» **WHAT THIS TASK INVOLVES**: Can you retype, word for word, the portion of the passage below on the glory of Christ that begins with "The blood is" and ends with "Christ of God."?

━━ READING TEXT

How great the value of that blood! Do you think the blood of any mere creature could establish anything like that? No, it was none less than this One who has made peace and removed from before God all the disturbing elements, and only awaits the time when He will come forth in power, and establish the whole of God’s universe, and bring about a world in which God will find His rest for ever and ever. This you get prefigured in the day of atonement in Israel when the high priest carried in the blood and sprinkled it on the mercy-seat, and then from that point came forth and reconciled the tabernacle, the figure of the universe. How great and glorious the Person who undertakes to reconcile all things to God.

The blood is on the mercy-seat so that God can look out now and carry on His blessed will, nothing can stand in the way of God accomplishing every iota of His will, and He owes it all to this glorious Person. There is a verse in the second chapter which puts it as a present fact, “in him dwells all the fulness of the Godhead bodily”, Col 2: 9. The first chapter speaks of what is past, and the second chapter speaks of what is true now in Him as Man in heaven—“in him dwells all the fulness”. The fulness of God dwelling in a Man! It is too great for our finite minds, but we can believe it and accept it. To deny it is to deny the Christ of God.

Hebrews 1: 1-14

The object of the Spirit of God in setting forth the glory of the Person here is to emphasise the greatness of that which God is speaking today. The Jewish system was established on what was spoken by Moses. Judaism was a divine system, and these Jewish believers found it very difficult to break away from the system that had been established by God, and to embrace the glad tidings of the grace of God, and therefore the apostle lays such stress on the greatness of the Person by whom God is speaking today, and he says in the next chapter, if those who despised the word of God in the past received a just recompense of reward, “how shall we escape, if we neglect so great salvation; which at the first began to be spoken by the Lord, and was confirmed unto us by them that heard him”. Now in order to call attention to the greatness and importance of what God is speaking today (not by Moses or the prophets) but by the Son, He says, “Who being the brightness of his glory”, the effulgence of the glory of God. A Man, a blessed Man, and yet so great in His Person that he could be the effulgence of the glory of God; every ray and every part of divine glory shone out in that blessed Person. The express image of His Person, corresponding to what we were considering in Colossians, and upholding all things by the word of His power. This is Jesus, the One we know as Jesus, the Christ our Lord! How glorious He is!

Why do not these great orbs we see in the heavens come into collision with each other? They are held by the word of His power. There is a Man in heaven who upholds all things by the word of His power. It says, “having made by himself the purification of sins, set himself down”, as One who had a divine title, on the throne of the majesty in the heavens; having accomplished the work, He Himself goes back and takes that place which was His from eternity. Would any creature dare to do that? or any angel? or archangel? He came down to do the will of God on the earth, and having done it, He went back, and sat Himself down at the right hand of the majesty on high. When it is a question simply of what He had done as Man, God answers it by raising Him from the dead and exalting Him, but that is not the point here, as it is the desire of the apostle to bring out the greatness of the Person, the One who could go back and set Himself down on the right hand of the majesty on high.

━━━━
━━ MATERIAL

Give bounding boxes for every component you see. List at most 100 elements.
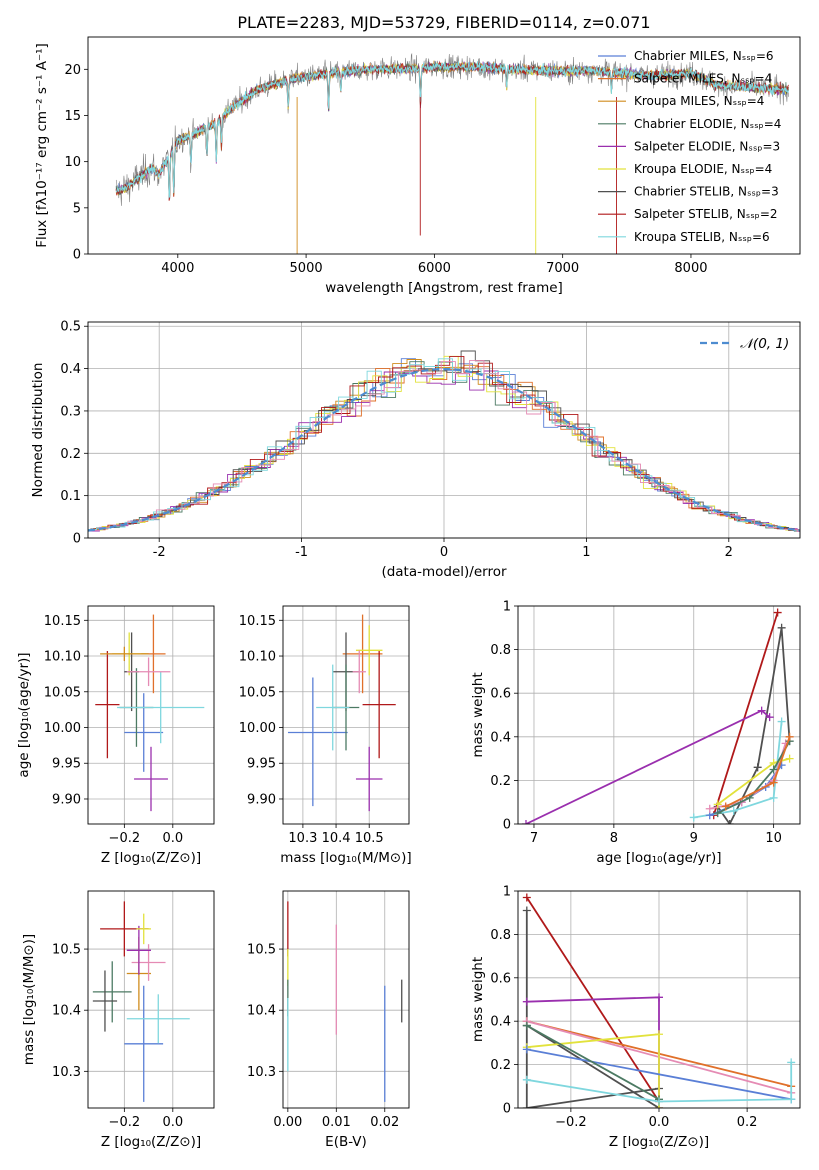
y-tick-label: 10.15 xyxy=(239,614,276,629)
age-vs-metallicity-panel: −0.2 0.0 9.90 9.95 10.00 10.05 10.10 10.15 Z [lo… xyxy=(16,605,215,866)
axes-frame xyxy=(282,605,410,825)
y-tick-label: 0.6 xyxy=(490,971,511,986)
legend-label: Chabrier STELIB, Nₛₛₚ=3 xyxy=(634,185,779,199)
spectrum-panel: 4000 5000 6000 7000 8000 0 5 10 15 20 wavelength [… xyxy=(34,13,801,296)
legend-label: Salpeter ELODIE, Nₛₛₚ=3 xyxy=(634,139,780,153)
y-tick-label: 10.5 xyxy=(52,943,81,958)
y-axis-label: mass weight xyxy=(470,957,486,1042)
mass-weight-marker xyxy=(753,763,762,772)
x-tick-label: -2 xyxy=(153,545,166,560)
mass-vs-metallicity-panel: −0.2 0.0 10.3 10.4 10.5 Z [log₁₀(Z/Z⊙)] mass [… xyxy=(21,890,215,1150)
legend-label: Kroupa STELIB, Nₛₛₚ=6 xyxy=(634,230,770,244)
x-axis-label: mass [log₁₀(M/M⊙)] xyxy=(280,850,411,866)
mass-weight-marker xyxy=(757,706,766,715)
y-tick-label: 0.6 xyxy=(490,687,511,702)
plot-area xyxy=(92,901,190,1102)
y-tick-label: 0.2 xyxy=(60,447,81,462)
mass-weight-marker xyxy=(522,1045,531,1054)
mass-weight-vs-metallicity-panel: −0.2 0.0 0.2 0 0.2 0.4 0.6 0.8 1 Z [log₁₀(Z/Z⊙)] m… xyxy=(470,885,801,1150)
x-tick-label: 6000 xyxy=(418,261,451,276)
mass-weight-marker xyxy=(689,813,698,822)
y-tick-label: 10.5 xyxy=(247,943,276,958)
y-tick-label: 0.2 xyxy=(490,774,511,789)
y-tick-label: 0 xyxy=(503,818,511,833)
y-tick-label: 10.15 xyxy=(44,614,81,629)
y-tick-label: 1 xyxy=(503,600,511,615)
y-tick-label: 10.05 xyxy=(239,685,276,700)
mass-weight-marker xyxy=(769,793,778,802)
mass-weight-line xyxy=(526,1062,793,1103)
y-tick-label: 20 xyxy=(64,63,81,78)
chart-title: PLATE=2283, MJD=53729, FIBERID=0114, z=0… xyxy=(237,13,650,32)
y-tick-label: 9.90 xyxy=(52,792,81,807)
plot-area xyxy=(522,893,796,1108)
mass-weight-marker xyxy=(785,754,794,763)
mass-vs-extinction-panel: 0.00 0.01 0.02 10.3 10.4 10.5 E(B-V) xyxy=(247,890,410,1150)
model-spectrum-line xyxy=(115,61,789,199)
y-tick-label: 5 xyxy=(73,201,81,216)
y-tick-label: 0.4 xyxy=(60,362,81,377)
mass-weight-marker xyxy=(655,993,663,1002)
mass-weight-marker xyxy=(785,732,794,741)
gaussian-curve xyxy=(88,367,800,532)
legend-label: 𝒩(0, 1) xyxy=(740,336,789,352)
mass-weight-line xyxy=(526,1024,660,1101)
x-tick-label: 0.2 xyxy=(737,1115,758,1130)
y-axis-label: mass [log₁₀(M/M⊙)] xyxy=(21,934,37,1065)
residual-histogram-step xyxy=(88,350,800,531)
mass-weight-marker xyxy=(777,717,786,726)
mass-weight-marker xyxy=(787,1058,796,1067)
y-axis-label: mass weight xyxy=(470,672,486,757)
x-tick-label: 7000 xyxy=(546,261,579,276)
x-tick-label: −0.2 xyxy=(555,1115,587,1130)
legend-label: Chabrier MILES, Nₛₛₚ=6 xyxy=(634,49,774,63)
y-tick-label: 0 xyxy=(503,1102,511,1117)
x-axis-label: Z [log₁₀(Z/Z⊙)] xyxy=(101,1134,201,1150)
y-tick-label: 0.2 xyxy=(490,1058,511,1073)
axes-frame xyxy=(517,605,801,825)
x-tick-label: 10 xyxy=(765,831,782,846)
x-tick-label: 5000 xyxy=(290,261,323,276)
residual-histogram-panel: -2 -1 0 1 2 0 0.1 0.2 0.3 0.4 0.5 (data-model)/erro… xyxy=(30,320,801,580)
y-tick-label: 10.05 xyxy=(44,685,81,700)
x-tick-label: 0.00 xyxy=(273,1115,302,1130)
x-axis-label: Z [log₁₀(Z/Z⊙)] xyxy=(609,1134,709,1150)
legend-label: Kroupa MILES, Nₛₛₚ=4 xyxy=(634,94,764,108)
mass-weight-marker xyxy=(769,778,778,787)
plot-area xyxy=(95,614,205,812)
y-tick-label: 15 xyxy=(64,109,81,124)
y-tick-label: 1 xyxy=(503,885,511,900)
axes-frame xyxy=(87,36,801,255)
legend: Chabrier MILES, Nₛₛₚ=6 Salpeter MILES, Nₛ… xyxy=(598,49,781,244)
axes-frame xyxy=(87,605,215,825)
mass-weight-vs-age-panel: 7 8 9 10 0 0.2 0.4 0.6 0.8 1 age [log₁₀(age/yr)] ma… xyxy=(470,600,801,866)
x-tick-label: 8 xyxy=(610,831,618,846)
axes-frame xyxy=(87,321,801,539)
x-tick-label: −0.2 xyxy=(109,831,141,846)
mass-weight-marker xyxy=(729,806,738,815)
x-tick-label: 7 xyxy=(530,831,538,846)
y-tick-label: 0.8 xyxy=(490,643,511,658)
mass-weight-marker xyxy=(522,893,531,902)
x-axis-label: E(B-V) xyxy=(325,1134,367,1150)
y-tick-label: 10.00 xyxy=(44,721,81,736)
y-tick-label: 0 xyxy=(73,532,81,547)
x-tick-label: 0.0 xyxy=(649,1115,670,1130)
plot-area xyxy=(115,52,789,254)
y-tick-label: 10.3 xyxy=(52,1065,81,1080)
x-tick-label: 10.4 xyxy=(322,831,351,846)
x-tick-label: 8000 xyxy=(674,261,707,276)
y-tick-label: 10.4 xyxy=(52,1004,81,1019)
x-tick-label: 1 xyxy=(582,545,590,560)
y-tick-label: 9.90 xyxy=(247,792,276,807)
x-tick-label: 0.0 xyxy=(162,1115,183,1130)
x-axis-label: Z [log₁₀(Z/Z⊙)] xyxy=(101,850,201,866)
y-axis-label: Normed distribution xyxy=(30,363,46,498)
mass-weight-marker xyxy=(705,804,714,813)
y-tick-label: 9.95 xyxy=(52,757,81,772)
x-axis-label: wavelength [Angstrom, rest frame] xyxy=(325,280,563,296)
mass-weight-marker xyxy=(769,765,778,774)
x-tick-label: 0.0 xyxy=(162,831,183,846)
legend-label: Chabrier ELODIE, Nₛₛₚ=4 xyxy=(634,117,781,131)
y-tick-label: 9.95 xyxy=(247,757,276,772)
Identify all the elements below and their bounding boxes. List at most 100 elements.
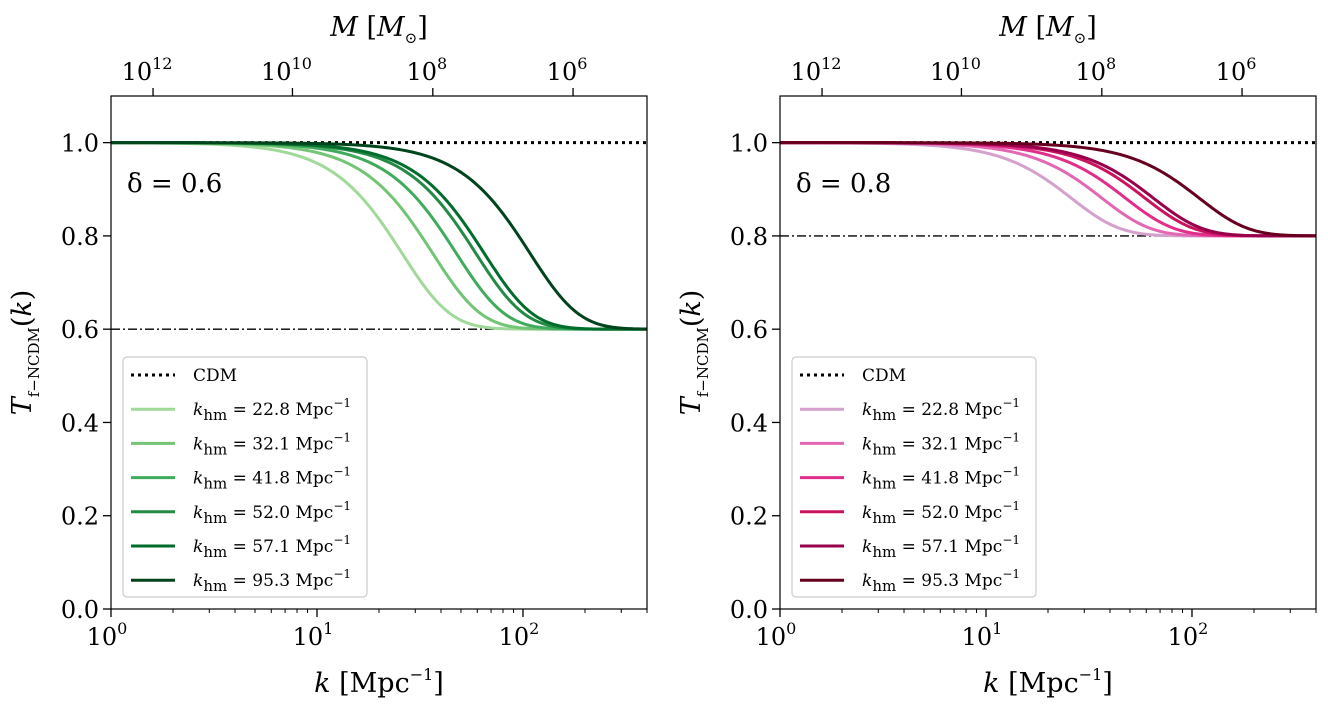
x-label-unit: [Mpc [331, 668, 410, 699]
legend-label-sub: hm [203, 577, 227, 595]
x-tick-label-1: 101 [293, 619, 334, 651]
top-label-open: [ [358, 12, 377, 43]
top-tick-mantissa: 10 [122, 58, 153, 86]
top-tick-mantissa: 10 [261, 58, 292, 86]
x-tick-label-0: 100 [756, 619, 797, 651]
legend-label-exp: −1 [333, 499, 351, 513]
top-tick-mantissa: 10 [1075, 58, 1106, 86]
legend-label-exp: −1 [1002, 533, 1020, 547]
y-tick-label-4: 0.8 [61, 223, 99, 251]
top-tick-label-3: 106 [547, 54, 588, 86]
y-axis-label: Tf−NCDM(k) [676, 290, 712, 416]
legend-label-var: k [193, 571, 203, 591]
x-tick-exponent: 1 [992, 619, 1002, 638]
legend-label-sub: hm [203, 475, 227, 493]
top-tick-label-1: 1010 [261, 54, 312, 86]
x-tick-exponent: 2 [1198, 619, 1208, 638]
top-label-open: [ [1027, 12, 1046, 43]
y-tick-label-2: 0.4 [730, 409, 768, 437]
legend-label-var: k [193, 434, 203, 454]
legend-label-var: k [862, 400, 872, 420]
legend-label-exp: −1 [333, 396, 351, 410]
legend-box [122, 356, 368, 598]
legend-label-6: khm = 95.3 Mpc−1 [193, 567, 351, 595]
legend-label-var: k [193, 503, 203, 523]
legend-label-exp: −1 [333, 430, 351, 444]
legend-label-6: khm = 95.3 Mpc−1 [862, 567, 1020, 595]
x-label-var: k [314, 668, 330, 699]
y-tick-label-5: 1.0 [730, 130, 768, 158]
legend-label-exp: −1 [1002, 430, 1020, 444]
top-tick-mantissa: 10 [930, 58, 961, 86]
legend-label-value: = 32.1 Mpc [896, 434, 1002, 454]
legend-label-var: k [862, 537, 872, 557]
legend-label-sub: hm [872, 475, 896, 493]
x-tick-mantissa: 10 [756, 623, 787, 651]
x-label-unit: [Mpc [1000, 668, 1079, 699]
y-tick-label-0: 0.0 [730, 596, 768, 624]
legend-label-exp: −1 [1002, 396, 1020, 410]
legend-label-2: khm = 32.1 Mpc−1 [862, 430, 1020, 458]
legend-label-sub: hm [872, 577, 896, 595]
y-tick-label-1: 0.2 [61, 503, 99, 531]
delta-annotation: δ = 0.8 [796, 169, 891, 199]
legend-label-var: k [193, 469, 203, 489]
legend-label-var: k [193, 400, 203, 420]
top-label-unit: M [1045, 12, 1075, 43]
top-label-sun: ⊙ [1074, 29, 1087, 47]
top-label-close: ] [1086, 12, 1097, 43]
legend-label-sub: hm [872, 440, 896, 458]
x-label-exp: −1 [410, 665, 434, 684]
top-tick-label-3: 106 [1216, 54, 1257, 86]
legend-label-3: khm = 41.8 Mpc−1 [193, 465, 351, 493]
y-tick-label-3: 0.6 [730, 316, 768, 344]
top-tick-exponent: 12 [821, 54, 841, 73]
legend-label-value: = 52.0 Mpc [227, 503, 333, 523]
x-axis-label: k [Mpc−1] [983, 665, 1113, 699]
top-tick-exponent: 12 [152, 54, 172, 73]
y-label-var: T [7, 395, 38, 415]
series-line-6 [780, 141, 1316, 238]
legend-label-value: = 22.8 Mpc [227, 400, 333, 420]
legend-label-value: = 95.3 Mpc [896, 571, 1002, 591]
legend-label-4: khm = 52.0 Mpc−1 [193, 499, 351, 527]
y-label-sub: f−NCDM [694, 327, 712, 397]
legend-label-var: k [862, 434, 872, 454]
y-label-var: T [676, 395, 707, 415]
legend-label-sub: hm [872, 509, 896, 527]
top-axis-label: M [M⊙] [329, 12, 428, 47]
top-tick-label-2: 108 [406, 54, 447, 86]
x-label-exp: −1 [1079, 665, 1103, 684]
y-axis-label: Tf−NCDM(k) [7, 290, 43, 416]
x-tick-mantissa: 10 [1168, 623, 1199, 651]
x-tick-label-1: 101 [962, 619, 1003, 651]
x-axis-label: k [Mpc−1] [314, 665, 444, 699]
legend-label-value: = 41.8 Mpc [227, 469, 333, 489]
x-label-close: ] [1102, 668, 1113, 699]
top-label-var: M [998, 12, 1028, 43]
legend-label-exp: −1 [1002, 567, 1020, 581]
legend-label-sub: hm [872, 543, 896, 561]
legend-label-sub: hm [203, 440, 227, 458]
top-tick-exponent: 10 [961, 54, 981, 73]
x-tick-label-2: 102 [499, 619, 540, 651]
top-tick-label-0: 1012 [122, 54, 173, 86]
x-tick-exponent: 2 [529, 619, 539, 638]
top-tick-exponent: 10 [292, 54, 312, 73]
series-group [780, 141, 1316, 238]
legend-label-value: = 32.1 Mpc [227, 434, 333, 454]
legend-label-2: khm = 32.1 Mpc−1 [193, 430, 351, 458]
legend-label-1: khm = 22.8 Mpc−1 [862, 396, 1020, 424]
y-label-open: ( [7, 317, 38, 328]
top-label-unit: M [376, 12, 406, 43]
legend-label-exp: −1 [333, 567, 351, 581]
x-tick-mantissa: 10 [962, 623, 993, 651]
legend-label-sub: hm [203, 543, 227, 561]
legend-label-exp: −1 [333, 533, 351, 547]
y-label-close: ) [676, 290, 707, 301]
legend-label-5: khm = 57.1 Mpc−1 [862, 533, 1020, 561]
top-tick-exponent: 8 [437, 54, 447, 73]
legend-label-value: = 57.1 Mpc [896, 537, 1002, 557]
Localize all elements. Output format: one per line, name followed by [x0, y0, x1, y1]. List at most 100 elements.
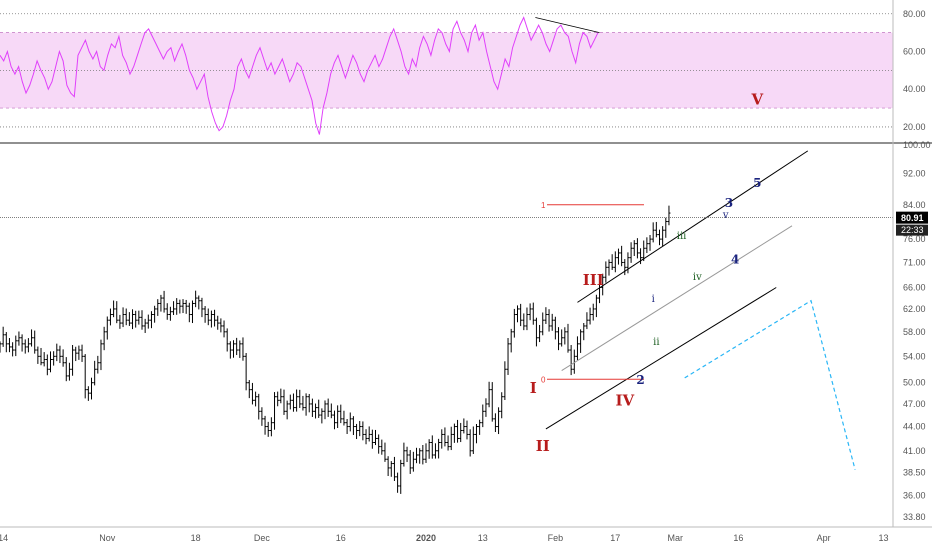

━━━━

» **WRITTEN SOLUTION**:
The blood is on the mercy-seat so that God can look out now and carry on His blessed will, nothing can stand in the way of God accomplishing every iota of His will, and He owes it all to this glorious Person. There is a verse in the second chapter which puts it as a present fact, “in him dwells all the fulness of the Godhead bodily”, Col 2: 9. The first chapter speaks of what is past, and the second chapter speaks of what is true now in Him as Man in heaven—“in him dwells all the fulness”. The fulness of God dwelling in a Man! It is too great for our finite minds, but we can believe it and accept it. To deny it is to deny the Christ of God.